TASK DIRECTIONS
Lines containing the string "will" are to be collected in full.

---- PROVIDED DATA

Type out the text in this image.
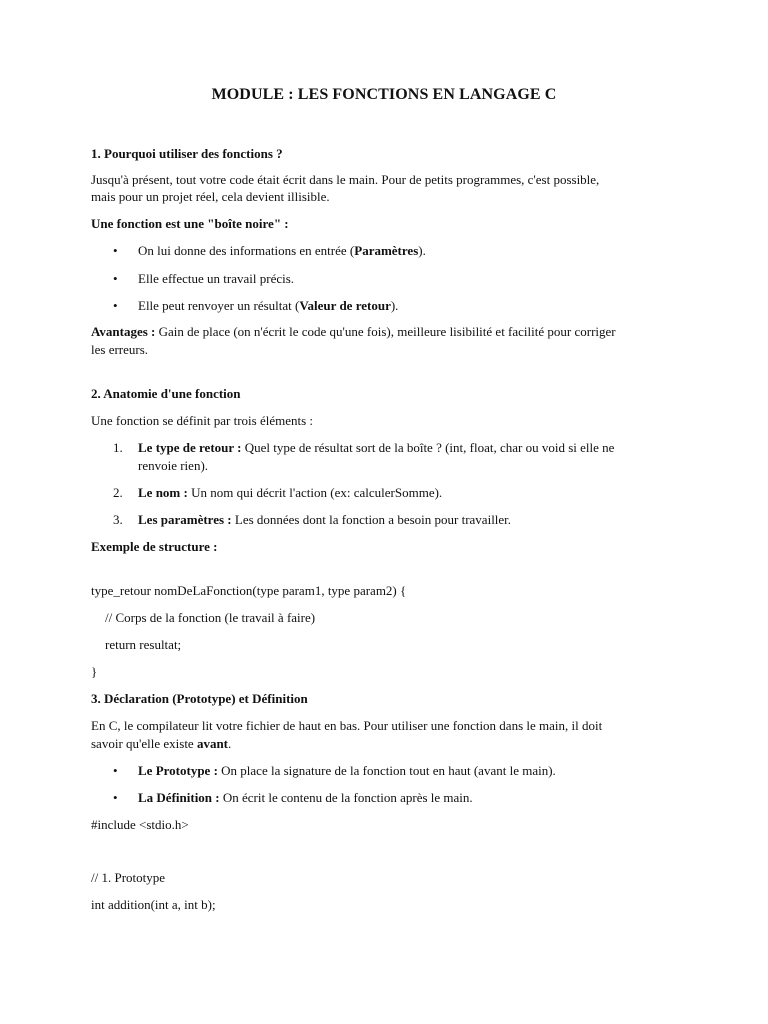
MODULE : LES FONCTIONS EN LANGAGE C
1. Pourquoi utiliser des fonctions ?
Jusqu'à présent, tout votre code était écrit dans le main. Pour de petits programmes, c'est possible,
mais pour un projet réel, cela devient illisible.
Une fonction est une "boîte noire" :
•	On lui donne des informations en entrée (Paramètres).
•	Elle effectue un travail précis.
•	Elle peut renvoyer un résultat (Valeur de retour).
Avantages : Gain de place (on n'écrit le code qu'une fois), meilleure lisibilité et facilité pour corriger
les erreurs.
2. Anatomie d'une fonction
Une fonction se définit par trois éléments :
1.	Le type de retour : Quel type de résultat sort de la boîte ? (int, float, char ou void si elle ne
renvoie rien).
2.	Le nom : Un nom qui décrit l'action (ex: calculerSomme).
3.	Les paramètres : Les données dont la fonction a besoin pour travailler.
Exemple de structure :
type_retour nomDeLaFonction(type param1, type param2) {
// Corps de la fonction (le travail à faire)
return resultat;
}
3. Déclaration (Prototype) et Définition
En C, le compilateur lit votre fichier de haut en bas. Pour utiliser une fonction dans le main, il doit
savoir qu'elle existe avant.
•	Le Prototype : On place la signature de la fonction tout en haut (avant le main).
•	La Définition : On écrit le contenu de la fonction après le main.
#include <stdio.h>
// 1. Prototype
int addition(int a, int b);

--------
---- PROVIDED DATA

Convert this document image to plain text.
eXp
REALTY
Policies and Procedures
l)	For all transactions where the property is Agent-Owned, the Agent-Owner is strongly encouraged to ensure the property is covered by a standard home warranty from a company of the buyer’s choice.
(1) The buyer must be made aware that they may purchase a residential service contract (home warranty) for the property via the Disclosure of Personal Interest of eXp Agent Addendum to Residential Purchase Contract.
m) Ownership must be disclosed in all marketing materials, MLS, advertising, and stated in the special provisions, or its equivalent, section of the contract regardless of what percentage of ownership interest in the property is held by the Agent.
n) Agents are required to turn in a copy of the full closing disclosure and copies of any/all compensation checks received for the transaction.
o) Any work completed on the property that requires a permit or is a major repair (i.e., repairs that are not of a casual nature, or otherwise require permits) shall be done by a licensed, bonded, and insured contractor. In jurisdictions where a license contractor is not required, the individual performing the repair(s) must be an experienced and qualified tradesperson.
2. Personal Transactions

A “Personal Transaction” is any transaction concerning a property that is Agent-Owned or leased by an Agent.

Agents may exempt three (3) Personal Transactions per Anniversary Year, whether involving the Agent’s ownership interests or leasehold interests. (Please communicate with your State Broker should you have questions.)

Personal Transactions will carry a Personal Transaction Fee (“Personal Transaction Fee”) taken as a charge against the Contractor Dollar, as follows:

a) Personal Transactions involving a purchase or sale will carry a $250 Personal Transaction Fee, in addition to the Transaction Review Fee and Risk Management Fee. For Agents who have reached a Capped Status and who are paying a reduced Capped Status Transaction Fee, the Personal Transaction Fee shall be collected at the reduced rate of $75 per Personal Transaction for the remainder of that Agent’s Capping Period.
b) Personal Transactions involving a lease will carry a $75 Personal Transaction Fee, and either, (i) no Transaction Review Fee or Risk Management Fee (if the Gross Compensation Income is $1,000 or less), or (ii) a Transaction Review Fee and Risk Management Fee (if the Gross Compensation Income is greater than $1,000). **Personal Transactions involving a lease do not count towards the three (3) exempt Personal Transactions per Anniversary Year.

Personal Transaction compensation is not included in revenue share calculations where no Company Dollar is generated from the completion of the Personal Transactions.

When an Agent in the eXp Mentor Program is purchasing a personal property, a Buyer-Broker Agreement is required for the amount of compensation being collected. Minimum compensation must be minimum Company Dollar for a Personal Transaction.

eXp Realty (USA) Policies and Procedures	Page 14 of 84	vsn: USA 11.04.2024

--------

IN RESPONSE
Personal Transactions will carry a Personal Transaction Fee (“Personal Transaction Fee”) taken as a charge against the Contractor Dollar, as follows:
a) Personal Transactions involving a purchase or sale will carry a $250 Personal Transaction Fee, in addition to the Transaction Review Fee and Risk Management Fee. For Agents who have reached a Capped Status and who are paying a reduced Capped Status Transaction Fee, the Personal Transaction Fee shall be collected at the reduced rate of $75 per Personal Transaction for the remainder of that Agent’s Capping Period.
b) Personal Transactions involving a lease will carry a $75 Personal Transaction Fee, and either, (i) no Transaction Review Fee or Risk Management Fee (if the Gross Compensation Income is $1,000 or less), or (ii) a Transaction Review Fee and Risk Management Fee (if the Gross Compensation Income is greater than $1,000). **Personal Transactions involving a lease do not count towards the three (3) exempt Personal Transactions per Anniversary Year.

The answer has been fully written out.